__What you need to do__.
Your answer must be a single number: how many lines of the data include "Antiguo".

__Records supplied__.
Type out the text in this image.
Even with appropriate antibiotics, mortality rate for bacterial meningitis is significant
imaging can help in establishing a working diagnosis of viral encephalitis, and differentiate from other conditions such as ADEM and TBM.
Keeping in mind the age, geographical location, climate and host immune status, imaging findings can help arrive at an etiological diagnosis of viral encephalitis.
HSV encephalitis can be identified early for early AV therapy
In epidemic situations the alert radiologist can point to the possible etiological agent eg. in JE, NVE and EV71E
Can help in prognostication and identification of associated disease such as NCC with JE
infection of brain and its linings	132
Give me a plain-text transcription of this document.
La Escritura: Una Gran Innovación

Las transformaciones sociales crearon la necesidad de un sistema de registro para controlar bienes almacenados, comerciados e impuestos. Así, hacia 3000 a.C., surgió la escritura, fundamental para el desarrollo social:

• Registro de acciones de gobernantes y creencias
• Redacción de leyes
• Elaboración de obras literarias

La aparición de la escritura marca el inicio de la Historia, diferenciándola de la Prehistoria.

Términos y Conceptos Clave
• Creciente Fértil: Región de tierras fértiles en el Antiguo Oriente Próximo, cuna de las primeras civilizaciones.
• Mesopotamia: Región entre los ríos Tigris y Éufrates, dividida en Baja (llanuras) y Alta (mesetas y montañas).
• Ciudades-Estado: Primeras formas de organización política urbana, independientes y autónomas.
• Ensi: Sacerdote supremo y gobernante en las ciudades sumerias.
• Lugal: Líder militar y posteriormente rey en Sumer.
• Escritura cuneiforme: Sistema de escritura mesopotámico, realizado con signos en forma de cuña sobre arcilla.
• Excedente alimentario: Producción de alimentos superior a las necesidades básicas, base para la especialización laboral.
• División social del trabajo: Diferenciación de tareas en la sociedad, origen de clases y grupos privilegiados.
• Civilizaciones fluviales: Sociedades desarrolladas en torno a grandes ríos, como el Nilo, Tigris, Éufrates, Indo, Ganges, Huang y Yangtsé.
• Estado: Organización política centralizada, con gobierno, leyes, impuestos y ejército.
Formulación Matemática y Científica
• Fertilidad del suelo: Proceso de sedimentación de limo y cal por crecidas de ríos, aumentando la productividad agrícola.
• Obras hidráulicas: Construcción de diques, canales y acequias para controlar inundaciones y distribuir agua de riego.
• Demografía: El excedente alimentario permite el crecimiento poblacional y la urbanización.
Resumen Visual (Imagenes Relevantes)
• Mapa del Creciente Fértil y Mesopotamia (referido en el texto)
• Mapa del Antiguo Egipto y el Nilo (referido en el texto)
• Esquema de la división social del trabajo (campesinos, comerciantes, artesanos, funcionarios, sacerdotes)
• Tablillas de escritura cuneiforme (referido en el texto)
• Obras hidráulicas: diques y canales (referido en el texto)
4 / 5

__Answer to the problem__.
2